Stored entries:
+ + + + + + +
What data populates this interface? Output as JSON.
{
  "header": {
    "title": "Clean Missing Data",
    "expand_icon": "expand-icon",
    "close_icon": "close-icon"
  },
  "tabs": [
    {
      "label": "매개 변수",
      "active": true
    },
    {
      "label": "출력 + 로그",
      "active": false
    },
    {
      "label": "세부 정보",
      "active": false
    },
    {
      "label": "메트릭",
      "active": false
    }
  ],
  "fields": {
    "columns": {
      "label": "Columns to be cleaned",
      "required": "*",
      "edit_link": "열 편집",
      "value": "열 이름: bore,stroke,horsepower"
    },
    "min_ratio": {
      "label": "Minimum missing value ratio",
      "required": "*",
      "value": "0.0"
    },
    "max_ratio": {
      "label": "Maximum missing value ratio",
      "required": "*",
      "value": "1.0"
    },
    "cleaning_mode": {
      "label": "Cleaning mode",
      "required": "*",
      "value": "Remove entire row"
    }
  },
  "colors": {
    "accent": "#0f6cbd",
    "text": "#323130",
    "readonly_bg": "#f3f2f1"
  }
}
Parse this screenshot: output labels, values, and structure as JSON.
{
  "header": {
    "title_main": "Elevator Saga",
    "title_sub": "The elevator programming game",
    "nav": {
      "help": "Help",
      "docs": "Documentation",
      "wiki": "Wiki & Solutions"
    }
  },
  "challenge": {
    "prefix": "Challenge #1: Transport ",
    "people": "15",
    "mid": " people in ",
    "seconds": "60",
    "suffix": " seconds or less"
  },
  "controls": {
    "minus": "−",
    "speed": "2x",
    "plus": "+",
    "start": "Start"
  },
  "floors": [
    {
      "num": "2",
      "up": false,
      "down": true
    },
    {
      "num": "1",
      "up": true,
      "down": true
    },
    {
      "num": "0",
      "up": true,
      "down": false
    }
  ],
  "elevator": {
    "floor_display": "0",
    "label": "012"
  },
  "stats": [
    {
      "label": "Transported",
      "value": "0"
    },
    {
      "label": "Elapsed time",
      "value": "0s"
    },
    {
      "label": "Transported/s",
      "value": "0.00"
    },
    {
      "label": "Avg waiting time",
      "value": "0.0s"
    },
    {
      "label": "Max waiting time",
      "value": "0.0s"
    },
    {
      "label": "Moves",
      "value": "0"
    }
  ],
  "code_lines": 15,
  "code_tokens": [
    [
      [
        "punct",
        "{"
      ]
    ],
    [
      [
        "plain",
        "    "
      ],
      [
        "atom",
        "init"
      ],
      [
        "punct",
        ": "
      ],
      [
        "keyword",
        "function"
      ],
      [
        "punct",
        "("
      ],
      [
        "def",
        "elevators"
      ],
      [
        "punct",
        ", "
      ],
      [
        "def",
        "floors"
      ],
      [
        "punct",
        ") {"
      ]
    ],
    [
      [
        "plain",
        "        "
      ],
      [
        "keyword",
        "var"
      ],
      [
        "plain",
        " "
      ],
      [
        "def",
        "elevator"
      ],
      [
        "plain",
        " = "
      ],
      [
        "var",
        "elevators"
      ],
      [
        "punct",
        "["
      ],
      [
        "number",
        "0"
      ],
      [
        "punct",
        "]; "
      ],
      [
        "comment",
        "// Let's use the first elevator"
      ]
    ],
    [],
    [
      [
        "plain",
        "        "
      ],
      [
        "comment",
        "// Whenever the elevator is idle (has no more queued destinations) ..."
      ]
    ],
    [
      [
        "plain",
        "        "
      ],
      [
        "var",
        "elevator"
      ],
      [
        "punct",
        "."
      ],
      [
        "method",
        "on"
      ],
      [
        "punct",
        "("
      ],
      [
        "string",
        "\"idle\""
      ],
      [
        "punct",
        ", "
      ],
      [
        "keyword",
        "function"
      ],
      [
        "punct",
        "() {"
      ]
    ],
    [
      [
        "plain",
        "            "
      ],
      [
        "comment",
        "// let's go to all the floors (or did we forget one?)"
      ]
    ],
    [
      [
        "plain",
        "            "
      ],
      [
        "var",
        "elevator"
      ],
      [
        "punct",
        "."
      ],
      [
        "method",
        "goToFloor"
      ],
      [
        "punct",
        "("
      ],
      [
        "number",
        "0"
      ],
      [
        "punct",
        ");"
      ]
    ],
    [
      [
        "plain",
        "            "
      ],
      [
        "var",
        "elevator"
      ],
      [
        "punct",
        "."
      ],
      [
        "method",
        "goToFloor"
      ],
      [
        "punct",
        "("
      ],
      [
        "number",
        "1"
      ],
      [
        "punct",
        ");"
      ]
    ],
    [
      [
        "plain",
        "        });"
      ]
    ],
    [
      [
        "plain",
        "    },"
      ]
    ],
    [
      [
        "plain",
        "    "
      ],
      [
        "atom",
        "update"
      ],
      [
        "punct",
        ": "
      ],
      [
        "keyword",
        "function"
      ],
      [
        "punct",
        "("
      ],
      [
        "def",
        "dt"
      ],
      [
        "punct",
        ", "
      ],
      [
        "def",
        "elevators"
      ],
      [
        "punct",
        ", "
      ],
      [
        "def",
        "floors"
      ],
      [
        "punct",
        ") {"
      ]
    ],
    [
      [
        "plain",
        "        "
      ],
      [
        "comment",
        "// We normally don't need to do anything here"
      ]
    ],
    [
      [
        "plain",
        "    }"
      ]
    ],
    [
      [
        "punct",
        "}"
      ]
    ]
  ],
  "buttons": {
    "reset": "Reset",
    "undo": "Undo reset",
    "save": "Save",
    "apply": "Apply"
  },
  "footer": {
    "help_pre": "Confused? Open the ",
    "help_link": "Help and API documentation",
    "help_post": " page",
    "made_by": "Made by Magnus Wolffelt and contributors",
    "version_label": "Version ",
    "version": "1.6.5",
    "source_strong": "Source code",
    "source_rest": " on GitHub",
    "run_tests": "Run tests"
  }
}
+ + + + + + +
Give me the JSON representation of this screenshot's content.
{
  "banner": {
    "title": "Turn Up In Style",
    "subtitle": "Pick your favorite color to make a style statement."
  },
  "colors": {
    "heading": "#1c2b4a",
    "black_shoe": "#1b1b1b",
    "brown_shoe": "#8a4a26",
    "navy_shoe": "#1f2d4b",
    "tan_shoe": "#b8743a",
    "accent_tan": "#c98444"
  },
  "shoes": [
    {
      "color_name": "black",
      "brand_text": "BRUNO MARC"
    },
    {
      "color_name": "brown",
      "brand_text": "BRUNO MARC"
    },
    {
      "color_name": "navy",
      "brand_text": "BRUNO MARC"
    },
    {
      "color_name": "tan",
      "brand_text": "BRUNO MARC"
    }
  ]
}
+ + + + + + +
* **Exercise brief**
Work out how many lines of the data above contain the string "floors" and give the number alone.

* **Output of the task**
4